======== Raw data

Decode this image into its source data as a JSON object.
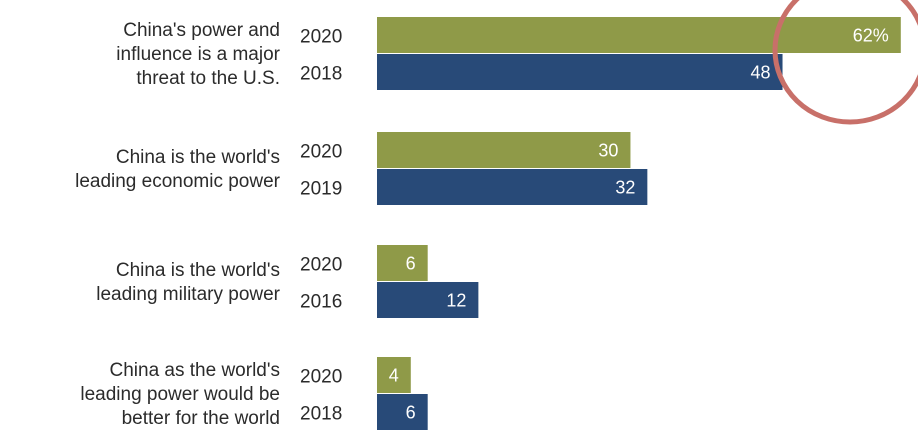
{
  "chart_data": {
    "type": "bar",
    "orientation": "horizontal",
    "xlim": [
      0,
      100
    ],
    "grid": false,
    "legend": "none",
    "colors": {
      "newer": "#8f9a48",
      "older": "#284a78",
      "highlight": "#c87069",
      "value_text": "#ffffff"
    },
    "groups": [
      {
        "label_lines": [
          "China's power and",
          "influence is a major",
          "threat to the U.S."
        ],
        "bars": [
          {
            "year": "2020",
            "value": 62,
            "value_label": "62%",
            "tone": "newer"
          },
          {
            "year": "2018",
            "value": 48,
            "value_label": "48",
            "tone": "older"
          }
        ]
      },
      {
        "label_lines": [
          "China is the world's",
          "leading economic power"
        ],
        "bars": [
          {
            "year": "2020",
            "value": 30,
            "value_label": "30",
            "tone": "newer"
          },
          {
            "year": "2019",
            "value": 32,
            "value_label": "32",
            "tone": "older"
          }
        ]
      },
      {
        "label_lines": [
          "China is the world's",
          "leading military power"
        ],
        "bars": [
          {
            "year": "2020",
            "value": 6,
            "value_label": "6",
            "tone": "newer"
          },
          {
            "year": "2016",
            "value": 12,
            "value_label": "12",
            "tone": "older"
          }
        ]
      },
      {
        "label_lines": [
          "China as the world's",
          "leading power would be",
          "better for the world"
        ],
        "bars": [
          {
            "year": "2020",
            "value": 4,
            "value_label": "4",
            "tone": "newer"
          },
          {
            "year": "2018",
            "value": 6,
            "value_label": "6",
            "tone": "older"
          }
        ]
      }
    ],
    "annotation": {
      "type": "circle",
      "target": "62%"
    }
  }
}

================

Your copy should hold every record word for word and none of the pictures.

Decode this image into its source data as a JSON object.
{
  "chart_data": {
    "type": "bar",
    "orientation": "horizontal",
    "xlim": [
      0,
      100
    ],
    "grid": false,
    "legend": "none",
    "colors": {
      "newer": "#8f9a48",
      "older": "#284a78",
      "highlight": "#c87069",
      "value_text": "#ffffff"
    },
    "groups": [
      {
        "label_lines": [
          "China's power and",
          "influence is a major",
          "threat to the U.S."
        ],
        "bars": [
          {
            "year": "2020",
            "value": 62,
            "value_label": "62%",
            "tone": "newer"
          },
          {
            "year": "2018",
            "value": 48,
            "value_label": "48",
            "tone": "older"
          }
        ]
      },
      {
        "label_lines": [
          "China is the world's",
          "leading economic power"
        ],
        "bars": [
          {
            "year": "2020",
            "value": 30,
            "value_label": "30",
            "tone": "newer"
          },
          {
            "year": "2019",
            "value": 32,
            "value_label": "32",
            "tone": "older"
          }
        ]
      },
      {
        "label_lines": [
          "China is the world's",
          "leading military power"
        ],
        "bars": [
          {
            "year": "2020",
            "value": 6,
            "value_label": "6",
            "tone": "newer"
          },
          {
            "year": "2016",
            "value": 12,
            "value_label": "12",
            "tone": "older"
          }
        ]
      },
      {
        "label_lines": [
          "China as the world's",
          "leading power would be",
          "better for the world"
        ],
        "bars": [
          {
            "year": "2020",
            "value": 4,
            "value_label": "4",
            "tone": "newer"
          },
          {
            "year": "2018",
            "value": 6,
            "value_label": "6",
            "tone": "older"
          }
        ]
      }
    ],
    "annotation": {
      "type": "circle",
      "target": "62%"
    }
  }
}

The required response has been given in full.